◆ What is asked:
Repeat every line exactly, keeping the pictures out of the copy.

◆ Source records:
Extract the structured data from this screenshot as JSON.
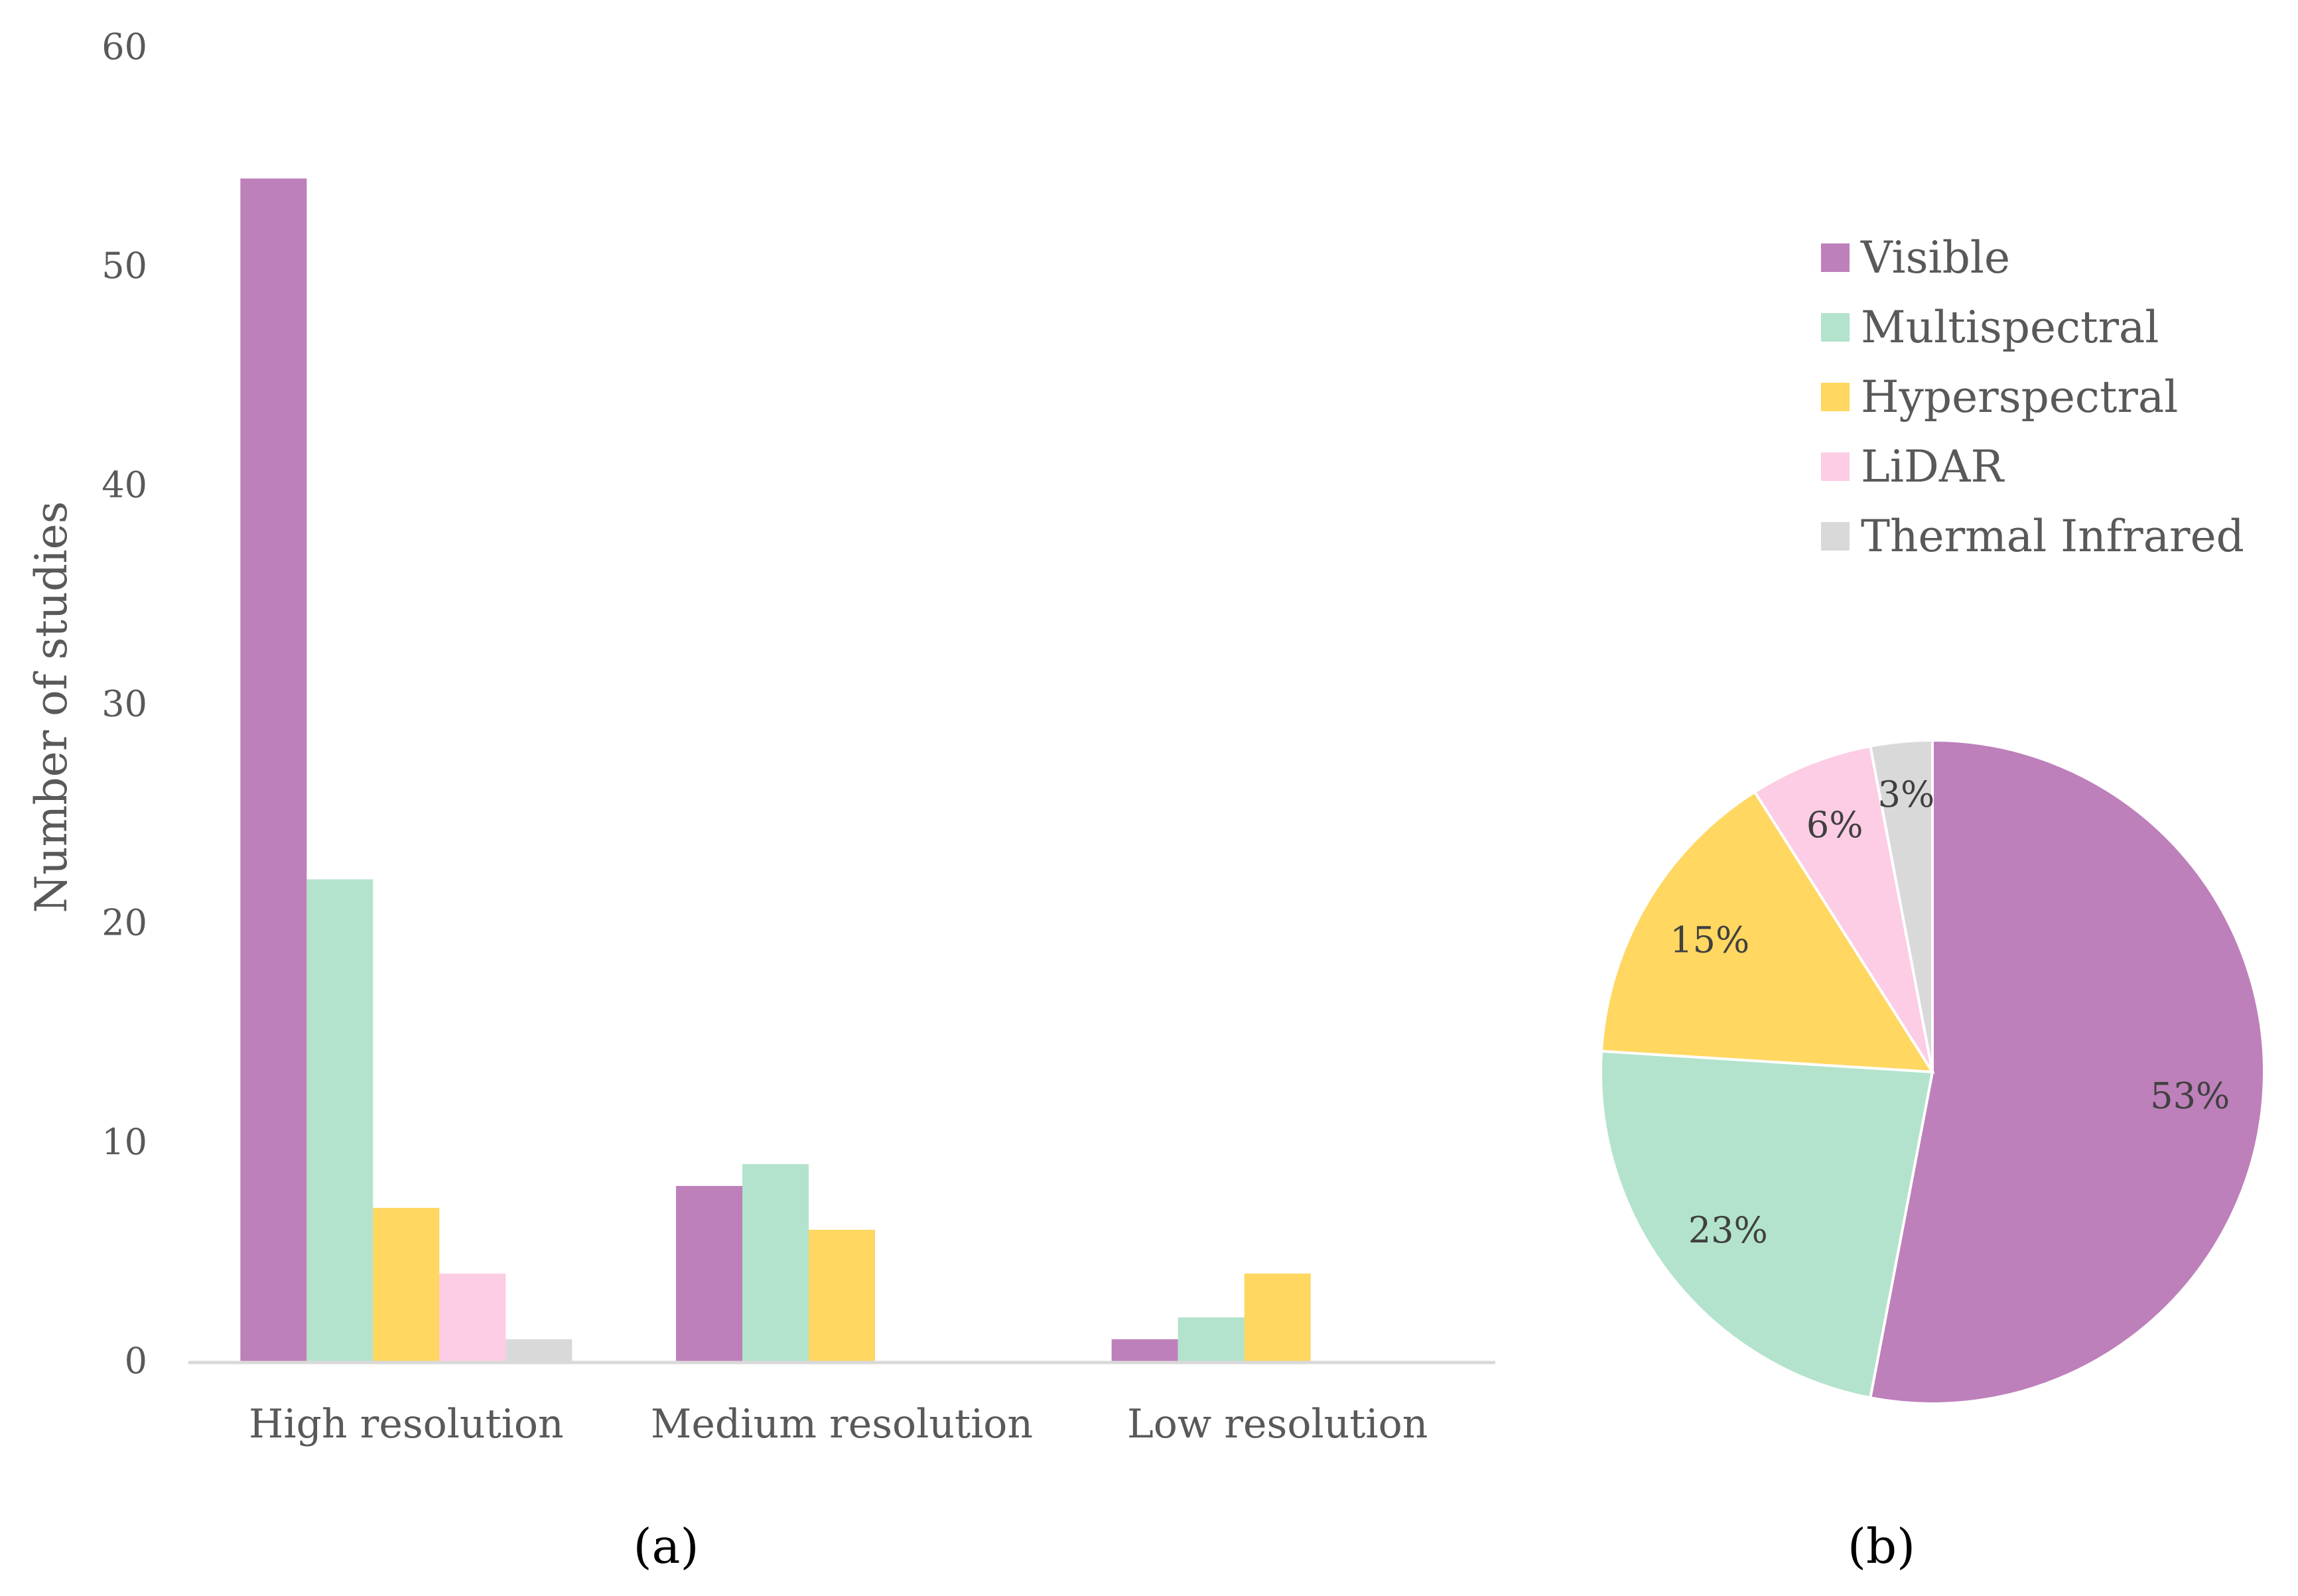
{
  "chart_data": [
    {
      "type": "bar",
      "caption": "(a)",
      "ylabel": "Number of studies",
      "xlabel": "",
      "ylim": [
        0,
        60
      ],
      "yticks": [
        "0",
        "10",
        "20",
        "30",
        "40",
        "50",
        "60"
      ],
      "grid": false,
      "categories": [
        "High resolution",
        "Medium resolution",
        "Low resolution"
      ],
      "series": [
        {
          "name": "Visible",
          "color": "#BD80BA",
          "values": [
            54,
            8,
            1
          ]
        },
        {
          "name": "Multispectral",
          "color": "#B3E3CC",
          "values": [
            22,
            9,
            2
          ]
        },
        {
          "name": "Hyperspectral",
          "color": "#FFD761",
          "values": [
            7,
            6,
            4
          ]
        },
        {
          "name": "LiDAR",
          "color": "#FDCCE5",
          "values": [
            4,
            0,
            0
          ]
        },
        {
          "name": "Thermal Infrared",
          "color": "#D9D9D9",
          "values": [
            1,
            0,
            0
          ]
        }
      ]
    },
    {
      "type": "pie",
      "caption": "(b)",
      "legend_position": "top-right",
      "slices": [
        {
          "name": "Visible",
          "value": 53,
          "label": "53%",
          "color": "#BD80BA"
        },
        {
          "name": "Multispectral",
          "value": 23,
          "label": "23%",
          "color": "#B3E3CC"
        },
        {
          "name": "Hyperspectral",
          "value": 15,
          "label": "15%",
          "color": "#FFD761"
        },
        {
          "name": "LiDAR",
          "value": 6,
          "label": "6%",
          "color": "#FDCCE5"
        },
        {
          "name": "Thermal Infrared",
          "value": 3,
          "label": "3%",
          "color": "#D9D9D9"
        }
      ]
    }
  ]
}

◆ Written answer:
Extract the structured data from this screenshot as JSON.
{
  "chart_data": [
    {
      "type": "bar",
      "caption": "(a)",
      "ylabel": "Number of studies",
      "xlabel": "",
      "ylim": [
        0,
        60
      ],
      "yticks": [
        "0",
        "10",
        "20",
        "30",
        "40",
        "50",
        "60"
      ],
      "grid": false,
      "categories": [
        "High resolution",
        "Medium resolution",
        "Low resolution"
      ],
      "series": [
        {
          "name": "Visible",
          "color": "#BD80BA",
          "values": [
            54,
            8,
            1
          ]
        },
        {
          "name": "Multispectral",
          "color": "#B3E3CC",
          "values": [
            22,
            9,
            2
          ]
        },
        {
          "name": "Hyperspectral",
          "color": "#FFD761",
          "values": [
            7,
            6,
            4
          ]
        },
        {
          "name": "LiDAR",
          "color": "#FDCCE5",
          "values": [
            4,
            0,
            0
          ]
        },
        {
          "name": "Thermal Infrared",
          "color": "#D9D9D9",
          "values": [
            1,
            0,
            0
          ]
        }
      ]
    },
    {
      "type": "pie",
      "caption": "(b)",
      "legend_position": "top-right",
      "slices": [
        {
          "name": "Visible",
          "value": 53,
          "label": "53%",
          "color": "#BD80BA"
        },
        {
          "name": "Multispectral",
          "value": 23,
          "label": "23%",
          "color": "#B3E3CC"
        },
        {
          "name": "Hyperspectral",
          "value": 15,
          "label": "15%",
          "color": "#FFD761"
        },
        {
          "name": "LiDAR",
          "value": 6,
          "label": "6%",
          "color": "#FDCCE5"
        },
        {
          "name": "Thermal Infrared",
          "value": 3,
          "label": "3%",
          "color": "#D9D9D9"
        }
      ]
    }
  ]
}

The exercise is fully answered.